WHAT THE TASK ASKS. List each line in which the string "цвета" appears.

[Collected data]

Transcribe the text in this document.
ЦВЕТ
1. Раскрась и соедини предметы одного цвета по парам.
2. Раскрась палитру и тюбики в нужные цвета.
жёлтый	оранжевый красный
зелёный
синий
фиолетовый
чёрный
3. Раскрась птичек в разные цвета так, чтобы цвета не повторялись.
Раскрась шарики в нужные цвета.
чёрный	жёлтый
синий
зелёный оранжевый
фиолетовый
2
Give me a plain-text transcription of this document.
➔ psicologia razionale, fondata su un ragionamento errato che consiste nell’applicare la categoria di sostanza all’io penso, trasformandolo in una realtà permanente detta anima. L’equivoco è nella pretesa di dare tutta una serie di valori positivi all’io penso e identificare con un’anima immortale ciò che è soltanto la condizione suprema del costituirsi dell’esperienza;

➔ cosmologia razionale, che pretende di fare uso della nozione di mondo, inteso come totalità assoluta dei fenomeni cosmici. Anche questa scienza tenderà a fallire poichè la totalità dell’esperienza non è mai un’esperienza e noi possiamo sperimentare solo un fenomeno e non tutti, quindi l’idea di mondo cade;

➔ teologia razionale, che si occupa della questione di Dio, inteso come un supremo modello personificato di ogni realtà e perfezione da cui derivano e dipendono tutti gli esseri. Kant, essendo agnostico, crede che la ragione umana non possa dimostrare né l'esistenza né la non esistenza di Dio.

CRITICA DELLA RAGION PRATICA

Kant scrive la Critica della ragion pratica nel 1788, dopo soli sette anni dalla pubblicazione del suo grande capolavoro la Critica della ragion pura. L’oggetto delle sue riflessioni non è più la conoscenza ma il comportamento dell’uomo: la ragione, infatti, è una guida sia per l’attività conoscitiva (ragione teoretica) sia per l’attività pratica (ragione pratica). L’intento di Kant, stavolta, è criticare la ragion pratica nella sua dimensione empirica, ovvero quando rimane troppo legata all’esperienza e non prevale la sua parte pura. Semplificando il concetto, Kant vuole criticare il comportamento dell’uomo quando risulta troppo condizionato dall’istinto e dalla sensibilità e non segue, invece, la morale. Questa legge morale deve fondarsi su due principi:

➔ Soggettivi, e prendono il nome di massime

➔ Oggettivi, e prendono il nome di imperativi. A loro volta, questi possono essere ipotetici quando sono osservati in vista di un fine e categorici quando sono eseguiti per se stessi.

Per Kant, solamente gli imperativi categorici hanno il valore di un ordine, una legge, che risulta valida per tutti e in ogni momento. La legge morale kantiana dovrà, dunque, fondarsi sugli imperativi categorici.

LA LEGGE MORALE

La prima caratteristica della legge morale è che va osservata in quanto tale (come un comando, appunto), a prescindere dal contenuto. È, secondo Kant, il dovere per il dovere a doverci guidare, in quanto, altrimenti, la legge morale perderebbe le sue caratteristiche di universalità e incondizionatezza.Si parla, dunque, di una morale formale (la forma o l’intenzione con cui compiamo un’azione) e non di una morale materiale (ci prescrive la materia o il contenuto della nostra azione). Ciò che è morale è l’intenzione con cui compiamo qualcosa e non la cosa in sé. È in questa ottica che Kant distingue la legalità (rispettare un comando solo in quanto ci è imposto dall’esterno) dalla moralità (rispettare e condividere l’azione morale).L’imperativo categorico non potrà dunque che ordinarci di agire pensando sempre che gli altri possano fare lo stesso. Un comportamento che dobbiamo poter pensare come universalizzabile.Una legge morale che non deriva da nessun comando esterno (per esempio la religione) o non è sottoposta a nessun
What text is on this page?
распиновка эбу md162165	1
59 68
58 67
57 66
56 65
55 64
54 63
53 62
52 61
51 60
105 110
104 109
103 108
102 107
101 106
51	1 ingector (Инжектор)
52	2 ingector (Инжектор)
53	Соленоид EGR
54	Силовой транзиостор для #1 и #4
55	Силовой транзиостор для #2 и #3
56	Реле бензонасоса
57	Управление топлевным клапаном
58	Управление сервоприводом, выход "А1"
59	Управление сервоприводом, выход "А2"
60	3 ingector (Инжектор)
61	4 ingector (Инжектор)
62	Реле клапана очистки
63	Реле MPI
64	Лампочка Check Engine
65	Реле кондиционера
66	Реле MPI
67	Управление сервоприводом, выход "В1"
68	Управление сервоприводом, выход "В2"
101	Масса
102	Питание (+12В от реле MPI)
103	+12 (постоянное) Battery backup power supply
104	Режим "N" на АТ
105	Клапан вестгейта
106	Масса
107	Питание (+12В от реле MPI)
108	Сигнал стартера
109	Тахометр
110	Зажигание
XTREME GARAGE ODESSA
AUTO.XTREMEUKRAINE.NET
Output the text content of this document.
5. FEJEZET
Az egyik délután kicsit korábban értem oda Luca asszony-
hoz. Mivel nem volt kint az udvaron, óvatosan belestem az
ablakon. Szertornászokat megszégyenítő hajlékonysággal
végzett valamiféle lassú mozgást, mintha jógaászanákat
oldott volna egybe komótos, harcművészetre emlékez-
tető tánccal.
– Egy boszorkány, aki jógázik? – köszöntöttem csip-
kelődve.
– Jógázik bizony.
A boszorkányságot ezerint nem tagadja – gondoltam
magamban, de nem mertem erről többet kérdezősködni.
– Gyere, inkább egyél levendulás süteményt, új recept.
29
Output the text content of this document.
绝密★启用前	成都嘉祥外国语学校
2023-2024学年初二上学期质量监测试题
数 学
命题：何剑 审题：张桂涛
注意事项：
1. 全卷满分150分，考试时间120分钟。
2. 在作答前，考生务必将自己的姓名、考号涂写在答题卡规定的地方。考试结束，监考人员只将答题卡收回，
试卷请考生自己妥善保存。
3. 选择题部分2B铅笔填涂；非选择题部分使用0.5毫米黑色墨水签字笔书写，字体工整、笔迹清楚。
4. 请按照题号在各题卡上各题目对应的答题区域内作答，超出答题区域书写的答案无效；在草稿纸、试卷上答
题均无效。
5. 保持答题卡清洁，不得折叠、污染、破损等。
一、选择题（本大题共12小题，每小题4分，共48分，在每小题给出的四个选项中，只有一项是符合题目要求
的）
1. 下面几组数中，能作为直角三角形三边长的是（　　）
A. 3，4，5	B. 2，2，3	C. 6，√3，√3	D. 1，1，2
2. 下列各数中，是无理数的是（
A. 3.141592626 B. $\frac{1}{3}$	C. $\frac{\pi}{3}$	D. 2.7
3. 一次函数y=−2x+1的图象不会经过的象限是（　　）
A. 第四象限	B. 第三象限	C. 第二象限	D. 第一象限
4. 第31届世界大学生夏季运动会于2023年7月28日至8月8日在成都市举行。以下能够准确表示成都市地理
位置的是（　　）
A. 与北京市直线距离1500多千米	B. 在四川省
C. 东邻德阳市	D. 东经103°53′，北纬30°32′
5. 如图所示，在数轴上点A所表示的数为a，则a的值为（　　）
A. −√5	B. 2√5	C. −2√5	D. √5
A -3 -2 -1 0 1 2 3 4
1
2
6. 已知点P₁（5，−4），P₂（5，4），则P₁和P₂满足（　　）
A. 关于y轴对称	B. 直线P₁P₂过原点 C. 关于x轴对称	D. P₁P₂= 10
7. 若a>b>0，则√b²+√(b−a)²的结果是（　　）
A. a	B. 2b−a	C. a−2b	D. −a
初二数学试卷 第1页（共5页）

FULL RESPONSE.
1. Раскрась и соедини предметы одного цвета по парам.
2. Раскрась палитру и тюбики в нужные цвета.
3. Раскрась птичек в разные цвета так, чтобы цвета не повторялись.
Раскрась шарики в нужные цвета.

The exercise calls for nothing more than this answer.